Instruction =>
Write the material out again exactly.

>> Start Exercise material

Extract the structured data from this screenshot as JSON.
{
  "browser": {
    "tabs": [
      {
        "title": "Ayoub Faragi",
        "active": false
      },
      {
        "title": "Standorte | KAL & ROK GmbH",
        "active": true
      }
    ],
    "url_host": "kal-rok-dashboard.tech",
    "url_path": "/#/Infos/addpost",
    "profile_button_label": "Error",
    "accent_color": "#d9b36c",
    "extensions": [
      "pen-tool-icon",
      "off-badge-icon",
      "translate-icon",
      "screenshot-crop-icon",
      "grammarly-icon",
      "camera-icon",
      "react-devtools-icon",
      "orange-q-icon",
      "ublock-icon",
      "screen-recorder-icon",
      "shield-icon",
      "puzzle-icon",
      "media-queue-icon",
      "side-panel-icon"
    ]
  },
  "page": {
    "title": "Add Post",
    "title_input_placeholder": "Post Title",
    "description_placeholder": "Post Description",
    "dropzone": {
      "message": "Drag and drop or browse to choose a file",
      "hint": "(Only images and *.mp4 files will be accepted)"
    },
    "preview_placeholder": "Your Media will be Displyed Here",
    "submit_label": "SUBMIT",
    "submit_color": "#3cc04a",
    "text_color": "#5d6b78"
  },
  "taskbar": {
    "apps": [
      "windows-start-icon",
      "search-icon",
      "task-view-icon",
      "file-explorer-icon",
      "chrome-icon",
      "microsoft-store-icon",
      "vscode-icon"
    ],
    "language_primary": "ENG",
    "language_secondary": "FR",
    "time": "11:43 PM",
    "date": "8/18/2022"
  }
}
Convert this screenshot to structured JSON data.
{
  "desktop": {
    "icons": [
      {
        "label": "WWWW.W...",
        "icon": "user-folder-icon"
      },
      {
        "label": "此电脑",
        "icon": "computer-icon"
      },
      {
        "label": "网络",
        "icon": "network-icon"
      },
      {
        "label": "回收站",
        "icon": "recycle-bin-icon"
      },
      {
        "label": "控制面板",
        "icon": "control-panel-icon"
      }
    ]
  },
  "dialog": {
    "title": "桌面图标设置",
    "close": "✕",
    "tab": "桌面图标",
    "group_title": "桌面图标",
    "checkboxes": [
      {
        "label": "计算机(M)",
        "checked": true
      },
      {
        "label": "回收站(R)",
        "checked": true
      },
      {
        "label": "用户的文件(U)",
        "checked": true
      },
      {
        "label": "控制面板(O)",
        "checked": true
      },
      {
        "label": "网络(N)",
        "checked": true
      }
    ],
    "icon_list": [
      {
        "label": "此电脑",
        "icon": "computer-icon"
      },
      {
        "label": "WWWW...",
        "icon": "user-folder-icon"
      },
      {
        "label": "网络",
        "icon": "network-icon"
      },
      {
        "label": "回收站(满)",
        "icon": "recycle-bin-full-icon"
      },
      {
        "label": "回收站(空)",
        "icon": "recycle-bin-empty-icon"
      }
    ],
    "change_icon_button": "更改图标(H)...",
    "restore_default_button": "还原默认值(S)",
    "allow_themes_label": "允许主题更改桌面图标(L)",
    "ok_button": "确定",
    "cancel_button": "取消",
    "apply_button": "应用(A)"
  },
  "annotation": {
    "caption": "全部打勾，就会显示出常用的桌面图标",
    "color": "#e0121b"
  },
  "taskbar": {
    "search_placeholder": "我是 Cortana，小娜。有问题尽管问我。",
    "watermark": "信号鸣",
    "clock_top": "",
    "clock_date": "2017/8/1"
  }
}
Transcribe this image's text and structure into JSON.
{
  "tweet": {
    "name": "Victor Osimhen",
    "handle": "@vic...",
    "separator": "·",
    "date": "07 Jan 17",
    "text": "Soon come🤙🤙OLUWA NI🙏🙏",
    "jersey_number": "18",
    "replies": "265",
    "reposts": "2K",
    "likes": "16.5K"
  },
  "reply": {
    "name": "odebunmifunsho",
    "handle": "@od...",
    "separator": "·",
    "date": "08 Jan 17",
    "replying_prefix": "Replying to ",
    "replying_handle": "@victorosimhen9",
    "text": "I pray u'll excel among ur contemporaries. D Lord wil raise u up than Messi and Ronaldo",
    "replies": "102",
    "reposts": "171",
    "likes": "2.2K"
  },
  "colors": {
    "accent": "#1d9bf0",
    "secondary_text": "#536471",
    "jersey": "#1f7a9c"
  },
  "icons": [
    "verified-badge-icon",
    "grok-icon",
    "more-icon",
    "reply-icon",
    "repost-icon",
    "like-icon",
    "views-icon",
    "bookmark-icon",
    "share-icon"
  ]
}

>> End Exercise material

Full response =>
Extract the structured data from this screenshot as JSON.
{
  "browser": {
    "tabs": [
      {
        "title": "Ayoub Faragi",
        "active": false
      },
      {
        "title": "Standorte | KAL & ROK GmbH",
        "active": true
      }
    ],
    "url_host": "kal-rok-dashboard.tech",
    "url_path": "/#/Infos/addpost",
    "profile_button_label": "Error",
    "accent_color": "#d9b36c",
    "extensions": [
      "pen-tool-icon",
      "off-badge-icon",
      "translate-icon",
      "screenshot-crop-icon",
      "grammarly-icon",
      "camera-icon",
      "react-devtools-icon",
      "orange-q-icon",
      "ublock-icon",
      "screen-recorder-icon",
      "shield-icon",
      "puzzle-icon",
      "media-queue-icon",
      "side-panel-icon"
    ]
  },
  "page": {
    "title": "Add Post",
    "title_input_placeholder": "Post Title",
    "description_placeholder": "Post Description",
    "dropzone": {
      "message": "Drag and drop or browse to choose a file",
      "hint": "(Only images and *.mp4 files will be accepted)"
    },
    "preview_placeholder": "Your Media will be Displyed Here",
    "submit_label": "SUBMIT",
    "submit_color": "#3cc04a",
    "text_color": "#5d6b78"
  },
  "taskbar": {
    "apps": [
      "windows-start-icon",
      "search-icon",
      "task-view-icon",
      "file-explorer-icon",
      "chrome-icon",
      "microsoft-store-icon",
      "vscode-icon"
    ],
    "language_primary": "ENG",
    "language_secondary": "FR",
    "time": "11:43 PM",
    "date": "8/18/2022"
  }
}
Convert this screenshot to structured JSON data.
{
  "desktop": {
    "icons": [
      {
        "label": "WWWW.W...",
        "icon": "user-folder-icon"
      },
      {
        "label": "此电脑",
        "icon": "computer-icon"
      },
      {
        "label": "网络",
        "icon": "network-icon"
      },
      {
        "label": "回收站",
        "icon": "recycle-bin-icon"
      },
      {
        "label": "控制面板",
        "icon": "control-panel-icon"
      }
    ]
  },
  "dialog": {
    "title": "桌面图标设置",
    "close": "✕",
    "tab": "桌面图标",
    "group_title": "桌面图标",
    "checkboxes": [
      {
        "label": "计算机(M)",
        "checked": true
      },
      {
        "label": "回收站(R)",
        "checked": true
      },
      {
        "label": "用户的文件(U)",
        "checked": true
      },
      {
        "label": "控制面板(O)",
        "checked": true
      },
      {
        "label": "网络(N)",
        "checked": true
      }
    ],
    "icon_list": [
      {
        "label": "此电脑",
        "icon": "computer-icon"
      },
      {
        "label": "WWWW...",
        "icon": "user-folder-icon"
      },
      {
        "label": "网络",
        "icon": "network-icon"
      },
      {
        "label": "回收站(满)",
        "icon": "recycle-bin-full-icon"
      },
      {
        "label": "回收站(空)",
        "icon": "recycle-bin-empty-icon"
      }
    ],
    "change_icon_button": "更改图标(H)...",
    "restore_default_button": "还原默认值(S)",
    "allow_themes_label": "允许主题更改桌面图标(L)",
    "ok_button": "确定",
    "cancel_button": "取消",
    "apply_button": "应用(A)"
  },
  "annotation": {
    "caption": "全部打勾，就会显示出常用的桌面图标",
    "color": "#e0121b"
  },
  "taskbar": {
    "search_placeholder": "我是 Cortana，小娜。有问题尽管问我。",
    "watermark": "信号鸣",
    "clock_top": "",
    "clock_date": "2017/8/1"
  }
}
Transcribe this image's text and structure into JSON.
{
  "tweet": {
    "name": "Victor Osimhen",
    "handle": "@vic...",
    "separator": "·",
    "date": "07 Jan 17",
    "text": "Soon come🤙🤙OLUWA NI🙏🙏",
    "jersey_number": "18",
    "replies": "265",
    "reposts": "2K",
    "likes": "16.5K"
  },
  "reply": {
    "name": "odebunmifunsho",
    "handle": "@od...",
    "separator": "·",
    "date": "08 Jan 17",
    "replying_prefix": "Replying to ",
    "replying_handle": "@victorosimhen9",
    "text": "I pray u'll excel among ur contemporaries. D Lord wil raise u up than Messi and Ronaldo",
    "replies": "102",
    "reposts": "171",
    "likes": "2.2K"
  },
  "colors": {
    "accent": "#1d9bf0",
    "secondary_text": "#536471",
    "jersey": "#1f7a9c"
  },
  "icons": [
    "verified-badge-icon",
    "grok-icon",
    "more-icon",
    "reply-icon",
    "repost-icon",
    "like-icon",
    "views-icon",
    "bookmark-icon",
    "share-icon"
  ]
}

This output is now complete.